How many lines in the listing below contain the string "Untitled"? Reply with the number alone.
───── Source data ─────
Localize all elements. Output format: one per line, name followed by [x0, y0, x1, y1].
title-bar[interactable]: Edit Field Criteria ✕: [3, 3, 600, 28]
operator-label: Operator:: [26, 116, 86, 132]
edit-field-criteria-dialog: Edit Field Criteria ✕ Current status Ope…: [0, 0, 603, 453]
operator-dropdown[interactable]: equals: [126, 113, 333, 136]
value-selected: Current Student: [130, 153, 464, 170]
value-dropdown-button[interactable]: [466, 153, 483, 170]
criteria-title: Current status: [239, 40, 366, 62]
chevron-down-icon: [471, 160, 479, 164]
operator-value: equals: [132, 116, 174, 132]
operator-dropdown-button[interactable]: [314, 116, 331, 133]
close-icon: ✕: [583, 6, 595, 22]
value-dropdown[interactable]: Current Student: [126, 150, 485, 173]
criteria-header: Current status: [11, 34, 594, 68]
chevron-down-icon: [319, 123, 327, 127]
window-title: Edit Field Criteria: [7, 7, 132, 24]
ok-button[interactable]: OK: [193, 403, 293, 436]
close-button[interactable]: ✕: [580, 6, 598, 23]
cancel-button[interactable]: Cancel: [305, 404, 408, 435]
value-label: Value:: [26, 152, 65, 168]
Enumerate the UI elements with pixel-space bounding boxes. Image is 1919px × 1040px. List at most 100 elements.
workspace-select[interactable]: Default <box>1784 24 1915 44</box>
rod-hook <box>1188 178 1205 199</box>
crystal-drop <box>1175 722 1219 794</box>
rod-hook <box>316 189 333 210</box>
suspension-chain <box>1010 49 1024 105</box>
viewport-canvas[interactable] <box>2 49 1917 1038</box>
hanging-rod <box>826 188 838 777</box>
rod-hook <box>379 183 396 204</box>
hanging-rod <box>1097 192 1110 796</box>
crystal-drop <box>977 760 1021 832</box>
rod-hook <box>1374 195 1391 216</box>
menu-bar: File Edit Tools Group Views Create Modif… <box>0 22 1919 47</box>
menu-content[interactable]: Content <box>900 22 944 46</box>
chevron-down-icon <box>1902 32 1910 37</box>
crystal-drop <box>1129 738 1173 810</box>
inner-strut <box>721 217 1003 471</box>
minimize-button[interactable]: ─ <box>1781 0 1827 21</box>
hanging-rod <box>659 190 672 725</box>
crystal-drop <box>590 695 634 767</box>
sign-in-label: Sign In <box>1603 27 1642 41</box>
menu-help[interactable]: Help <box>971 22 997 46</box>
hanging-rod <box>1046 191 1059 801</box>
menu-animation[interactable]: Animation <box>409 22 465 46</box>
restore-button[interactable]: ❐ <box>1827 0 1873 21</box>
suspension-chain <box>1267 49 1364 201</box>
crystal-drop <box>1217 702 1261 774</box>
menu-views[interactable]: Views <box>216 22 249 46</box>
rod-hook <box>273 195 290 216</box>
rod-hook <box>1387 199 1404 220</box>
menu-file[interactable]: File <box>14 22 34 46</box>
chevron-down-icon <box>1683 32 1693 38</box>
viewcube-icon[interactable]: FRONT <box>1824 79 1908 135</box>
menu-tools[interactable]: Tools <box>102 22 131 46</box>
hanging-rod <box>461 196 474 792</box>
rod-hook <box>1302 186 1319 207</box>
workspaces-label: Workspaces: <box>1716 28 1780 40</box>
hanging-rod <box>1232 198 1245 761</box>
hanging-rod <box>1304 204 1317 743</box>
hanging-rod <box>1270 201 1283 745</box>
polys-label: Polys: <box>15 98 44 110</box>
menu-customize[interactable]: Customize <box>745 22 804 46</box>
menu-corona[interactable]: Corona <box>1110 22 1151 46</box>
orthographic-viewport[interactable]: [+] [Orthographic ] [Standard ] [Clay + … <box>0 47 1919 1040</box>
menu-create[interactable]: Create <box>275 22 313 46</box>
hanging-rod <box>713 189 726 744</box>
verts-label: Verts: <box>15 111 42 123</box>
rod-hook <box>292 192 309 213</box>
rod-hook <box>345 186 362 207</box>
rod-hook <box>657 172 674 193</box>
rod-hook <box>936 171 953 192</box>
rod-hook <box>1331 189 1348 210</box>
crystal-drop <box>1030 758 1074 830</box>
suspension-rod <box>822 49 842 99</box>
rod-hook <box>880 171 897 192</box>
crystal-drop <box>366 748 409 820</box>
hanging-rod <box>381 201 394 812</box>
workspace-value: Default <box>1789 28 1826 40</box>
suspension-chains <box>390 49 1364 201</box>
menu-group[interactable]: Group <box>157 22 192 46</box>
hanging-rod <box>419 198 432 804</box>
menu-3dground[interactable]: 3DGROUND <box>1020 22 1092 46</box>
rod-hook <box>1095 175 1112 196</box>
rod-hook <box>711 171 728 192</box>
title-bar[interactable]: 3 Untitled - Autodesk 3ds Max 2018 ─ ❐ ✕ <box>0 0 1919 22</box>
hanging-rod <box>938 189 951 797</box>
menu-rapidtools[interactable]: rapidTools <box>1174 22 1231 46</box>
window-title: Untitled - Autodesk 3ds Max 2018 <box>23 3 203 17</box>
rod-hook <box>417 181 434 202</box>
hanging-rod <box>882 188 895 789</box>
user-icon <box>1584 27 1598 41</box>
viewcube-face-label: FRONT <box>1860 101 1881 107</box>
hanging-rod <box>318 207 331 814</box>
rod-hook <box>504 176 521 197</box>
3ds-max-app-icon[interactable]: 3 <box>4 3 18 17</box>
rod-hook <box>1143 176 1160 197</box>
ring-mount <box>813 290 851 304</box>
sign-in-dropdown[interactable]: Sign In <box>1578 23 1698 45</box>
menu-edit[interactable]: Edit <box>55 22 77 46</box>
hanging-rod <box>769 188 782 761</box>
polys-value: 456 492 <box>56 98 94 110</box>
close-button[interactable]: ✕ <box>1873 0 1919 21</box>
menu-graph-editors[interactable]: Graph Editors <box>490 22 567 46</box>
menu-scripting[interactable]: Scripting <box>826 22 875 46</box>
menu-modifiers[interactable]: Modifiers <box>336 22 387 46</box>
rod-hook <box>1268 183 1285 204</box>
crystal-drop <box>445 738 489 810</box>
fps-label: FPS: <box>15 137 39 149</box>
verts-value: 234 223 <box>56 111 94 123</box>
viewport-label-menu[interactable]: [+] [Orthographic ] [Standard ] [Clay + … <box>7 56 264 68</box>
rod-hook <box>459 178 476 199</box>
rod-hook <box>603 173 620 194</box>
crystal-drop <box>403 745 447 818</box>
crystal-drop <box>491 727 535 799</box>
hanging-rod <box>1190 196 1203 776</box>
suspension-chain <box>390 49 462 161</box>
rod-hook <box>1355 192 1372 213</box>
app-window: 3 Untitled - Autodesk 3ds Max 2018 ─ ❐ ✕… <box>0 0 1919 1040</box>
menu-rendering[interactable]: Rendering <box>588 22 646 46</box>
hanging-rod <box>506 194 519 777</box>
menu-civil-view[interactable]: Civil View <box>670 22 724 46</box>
─────
▶ **Response**
3